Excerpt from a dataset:
--

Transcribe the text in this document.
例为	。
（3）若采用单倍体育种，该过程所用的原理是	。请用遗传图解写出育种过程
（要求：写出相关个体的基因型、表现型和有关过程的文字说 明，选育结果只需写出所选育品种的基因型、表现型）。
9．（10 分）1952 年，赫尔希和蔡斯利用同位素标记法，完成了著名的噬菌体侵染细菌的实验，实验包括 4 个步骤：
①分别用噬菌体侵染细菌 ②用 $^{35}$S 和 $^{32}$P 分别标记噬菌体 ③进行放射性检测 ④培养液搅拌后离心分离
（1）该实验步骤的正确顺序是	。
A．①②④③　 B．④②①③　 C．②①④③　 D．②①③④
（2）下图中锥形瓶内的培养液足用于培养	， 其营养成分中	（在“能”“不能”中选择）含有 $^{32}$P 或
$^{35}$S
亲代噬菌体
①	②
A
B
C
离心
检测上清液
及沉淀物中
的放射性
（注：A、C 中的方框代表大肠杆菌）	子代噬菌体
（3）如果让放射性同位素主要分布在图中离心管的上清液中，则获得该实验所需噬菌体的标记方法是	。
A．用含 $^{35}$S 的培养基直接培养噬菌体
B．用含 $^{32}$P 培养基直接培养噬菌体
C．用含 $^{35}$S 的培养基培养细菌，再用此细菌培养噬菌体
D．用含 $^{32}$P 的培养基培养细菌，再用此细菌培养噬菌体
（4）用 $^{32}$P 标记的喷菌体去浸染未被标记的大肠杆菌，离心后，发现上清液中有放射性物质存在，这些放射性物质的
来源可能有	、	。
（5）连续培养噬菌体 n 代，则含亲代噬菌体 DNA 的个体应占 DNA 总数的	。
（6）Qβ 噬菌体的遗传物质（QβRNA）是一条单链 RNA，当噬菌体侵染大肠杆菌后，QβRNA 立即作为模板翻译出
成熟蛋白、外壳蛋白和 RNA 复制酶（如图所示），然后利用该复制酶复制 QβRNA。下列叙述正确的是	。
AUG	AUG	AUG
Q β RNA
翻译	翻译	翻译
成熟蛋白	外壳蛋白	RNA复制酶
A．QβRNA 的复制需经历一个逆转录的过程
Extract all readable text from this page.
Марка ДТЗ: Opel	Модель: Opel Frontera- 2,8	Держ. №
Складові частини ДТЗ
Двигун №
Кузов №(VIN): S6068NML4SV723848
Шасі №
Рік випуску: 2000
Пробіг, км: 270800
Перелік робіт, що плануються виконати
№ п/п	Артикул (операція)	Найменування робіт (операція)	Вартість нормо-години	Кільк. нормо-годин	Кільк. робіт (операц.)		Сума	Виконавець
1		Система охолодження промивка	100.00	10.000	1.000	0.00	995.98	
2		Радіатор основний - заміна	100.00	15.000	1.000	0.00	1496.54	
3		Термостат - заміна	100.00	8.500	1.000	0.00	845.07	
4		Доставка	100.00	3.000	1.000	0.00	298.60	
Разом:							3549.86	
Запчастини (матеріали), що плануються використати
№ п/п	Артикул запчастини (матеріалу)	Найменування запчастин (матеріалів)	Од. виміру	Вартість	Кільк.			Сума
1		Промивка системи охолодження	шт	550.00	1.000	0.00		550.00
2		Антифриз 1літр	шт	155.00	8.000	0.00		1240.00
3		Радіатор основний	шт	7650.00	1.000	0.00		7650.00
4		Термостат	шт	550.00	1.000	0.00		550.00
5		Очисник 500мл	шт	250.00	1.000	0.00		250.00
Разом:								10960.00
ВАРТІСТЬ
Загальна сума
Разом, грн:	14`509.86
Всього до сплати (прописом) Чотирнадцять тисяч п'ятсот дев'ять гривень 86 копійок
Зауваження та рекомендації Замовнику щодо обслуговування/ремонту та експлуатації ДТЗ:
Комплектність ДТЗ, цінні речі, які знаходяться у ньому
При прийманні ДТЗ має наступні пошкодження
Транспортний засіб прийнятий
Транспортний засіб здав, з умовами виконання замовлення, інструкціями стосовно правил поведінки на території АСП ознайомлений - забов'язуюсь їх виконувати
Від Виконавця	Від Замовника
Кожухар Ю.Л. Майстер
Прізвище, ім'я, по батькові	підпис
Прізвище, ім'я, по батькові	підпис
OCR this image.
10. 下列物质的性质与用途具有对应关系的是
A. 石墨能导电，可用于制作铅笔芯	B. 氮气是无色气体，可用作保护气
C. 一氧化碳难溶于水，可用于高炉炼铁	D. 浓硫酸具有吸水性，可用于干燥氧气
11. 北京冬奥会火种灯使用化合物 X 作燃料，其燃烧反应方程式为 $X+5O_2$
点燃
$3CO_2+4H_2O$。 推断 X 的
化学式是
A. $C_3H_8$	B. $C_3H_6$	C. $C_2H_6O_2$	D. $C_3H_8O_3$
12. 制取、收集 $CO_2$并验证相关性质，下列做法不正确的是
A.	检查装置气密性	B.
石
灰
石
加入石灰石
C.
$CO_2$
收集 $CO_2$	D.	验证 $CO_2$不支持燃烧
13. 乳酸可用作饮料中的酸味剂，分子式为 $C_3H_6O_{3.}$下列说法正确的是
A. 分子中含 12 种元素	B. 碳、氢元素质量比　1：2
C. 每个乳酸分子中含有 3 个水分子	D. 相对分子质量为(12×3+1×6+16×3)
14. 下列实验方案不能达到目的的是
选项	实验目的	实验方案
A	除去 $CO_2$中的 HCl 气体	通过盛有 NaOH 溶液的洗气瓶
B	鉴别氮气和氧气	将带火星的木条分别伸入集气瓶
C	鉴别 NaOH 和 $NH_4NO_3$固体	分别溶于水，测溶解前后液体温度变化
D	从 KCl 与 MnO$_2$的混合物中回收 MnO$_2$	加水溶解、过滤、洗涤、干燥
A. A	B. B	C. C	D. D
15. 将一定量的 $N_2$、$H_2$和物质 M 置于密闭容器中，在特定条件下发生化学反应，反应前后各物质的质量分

--

Exercise: Copy down the whole of the data above, matching it exactly.

Response to the exercise:
Transcribe the text in this document.
例为	。
（3）若采用单倍体育种，该过程所用的原理是	。请用遗传图解写出育种过程
（要求：写出相关个体的基因型、表现型和有关过程的文字说 明，选育结果只需写出所选育品种的基因型、表现型）。
9．（10 分）1952 年，赫尔希和蔡斯利用同位素标记法，完成了著名的噬菌体侵染细菌的实验，实验包括 4 个步骤：
①分别用噬菌体侵染细菌 ②用 $^{35}$S 和 $^{32}$P 分别标记噬菌体 ③进行放射性检测 ④培养液搅拌后离心分离
（1）该实验步骤的正确顺序是	。
A．①②④③　 B．④②①③　 C．②①④③　 D．②①③④
（2）下图中锥形瓶内的培养液足用于培养	， 其营养成分中	（在“能”“不能”中选择）含有 $^{32}$P 或
$^{35}$S
亲代噬菌体
①	②
A
B
C
离心
检测上清液
及沉淀物中
的放射性
（注：A、C 中的方框代表大肠杆菌）	子代噬菌体
（3）如果让放射性同位素主要分布在图中离心管的上清液中，则获得该实验所需噬菌体的标记方法是	。
A．用含 $^{35}$S 的培养基直接培养噬菌体
B．用含 $^{32}$P 培养基直接培养噬菌体
C．用含 $^{35}$S 的培养基培养细菌，再用此细菌培养噬菌体
D．用含 $^{32}$P 的培养基培养细菌，再用此细菌培养噬菌体
（4）用 $^{32}$P 标记的喷菌体去浸染未被标记的大肠杆菌，离心后，发现上清液中有放射性物质存在，这些放射性物质的
来源可能有	、	。
（5）连续培养噬菌体 n 代，则含亲代噬菌体 DNA 的个体应占 DNA 总数的	。
（6）Qβ 噬菌体的遗传物质（QβRNA）是一条单链 RNA，当噬菌体侵染大肠杆菌后，QβRNA 立即作为模板翻译出
成熟蛋白、外壳蛋白和 RNA 复制酶（如图所示），然后利用该复制酶复制 QβRNA。下列叙述正确的是	。
AUG	AUG	AUG
Q β RNA
翻译	翻译	翻译
成熟蛋白	外壳蛋白	RNA复制酶
A．QβRNA 的复制需经历一个逆转录的过程
Extract all readable text from this page.
Марка ДТЗ: Opel	Модель: Opel Frontera- 2,8	Держ. №
Складові частини ДТЗ
Двигун №
Кузов №(VIN): S6068NML4SV723848
Шасі №
Рік випуску: 2000
Пробіг, км: 270800
Перелік робіт, що плануються виконати
№ п/п	Артикул (операція)	Найменування робіт (операція)	Вартість нормо-години	Кільк. нормо-годин	Кільк. робіт (операц.)		Сума	Виконавець
1		Система охолодження промивка	100.00	10.000	1.000	0.00	995.98	
2		Радіатор основний - заміна	100.00	15.000	1.000	0.00	1496.54	
3		Термостат - заміна	100.00	8.500	1.000	0.00	845.07	
4		Доставка	100.00	3.000	1.000	0.00	298.60	
Разом:							3549.86	
Запчастини (матеріали), що плануються використати
№ п/п	Артикул запчастини (матеріалу)	Найменування запчастин (матеріалів)	Од. виміру	Вартість	Кільк.			Сума
1		Промивка системи охолодження	шт	550.00	1.000	0.00		550.00
2		Антифриз 1літр	шт	155.00	8.000	0.00		1240.00
3		Радіатор основний	шт	7650.00	1.000	0.00		7650.00
4		Термостат	шт	550.00	1.000	0.00		550.00
5		Очисник 500мл	шт	250.00	1.000	0.00		250.00
Разом:								10960.00
ВАРТІСТЬ
Загальна сума
Разом, грн:	14`509.86
Всього до сплати (прописом) Чотирнадцять тисяч п'ятсот дев'ять гривень 86 копійок
Зауваження та рекомендації Замовнику щодо обслуговування/ремонту та експлуатації ДТЗ:
Комплектність ДТЗ, цінні речі, які знаходяться у ньому
При прийманні ДТЗ має наступні пошкодження
Транспортний засіб прийнятий
Транспортний засіб здав, з умовами виконання замовлення, інструкціями стосовно правил поведінки на території АСП ознайомлений - забов'язуюсь їх виконувати
Від Виконавця	Від Замовника
Кожухар Ю.Л. Майстер
Прізвище, ім'я, по батькові	підпис
Прізвище, ім'я, по батькові	підпис
OCR this image.
10. 下列物质的性质与用途具有对应关系的是
A. 石墨能导电，可用于制作铅笔芯	B. 氮气是无色气体，可用作保护气
C. 一氧化碳难溶于水，可用于高炉炼铁	D. 浓硫酸具有吸水性，可用于干燥氧气
11. 北京冬奥会火种灯使用化合物 X 作燃料，其燃烧反应方程式为 $X+5O_2$
点燃
$3CO_2+4H_2O$。 推断 X 的
化学式是
A. $C_3H_8$	B. $C_3H_6$	C. $C_2H_6O_2$	D. $C_3H_8O_3$
12. 制取、收集 $CO_2$并验证相关性质，下列做法不正确的是
A.	检查装置气密性	B.
石
灰
石
加入石灰石
C.
$CO_2$
收集 $CO_2$	D.	验证 $CO_2$不支持燃烧
13. 乳酸可用作饮料中的酸味剂，分子式为 $C_3H_6O_{3.}$下列说法正确的是
A. 分子中含 12 种元素	B. 碳、氢元素质量比　1：2
C. 每个乳酸分子中含有 3 个水分子	D. 相对分子质量为(12×3+1×6+16×3)
14. 下列实验方案不能达到目的的是
选项	实验目的	实验方案
A	除去 $CO_2$中的 HCl 气体	通过盛有 NaOH 溶液的洗气瓶
B	鉴别氮气和氧气	将带火星的木条分别伸入集气瓶
C	鉴别 NaOH 和 $NH_4NO_3$固体	分别溶于水，测溶解前后液体温度变化
D	从 KCl 与 MnO$_2$的混合物中回收 MnO$_2$	加水溶解、过滤、洗涤、干燥
A. A	B. B	C. C	D. D
15. 将一定量的 $N_2$、$H_2$和物质 M 置于密闭容器中，在特定条件下发生化学反应，反应前后各物质的质量分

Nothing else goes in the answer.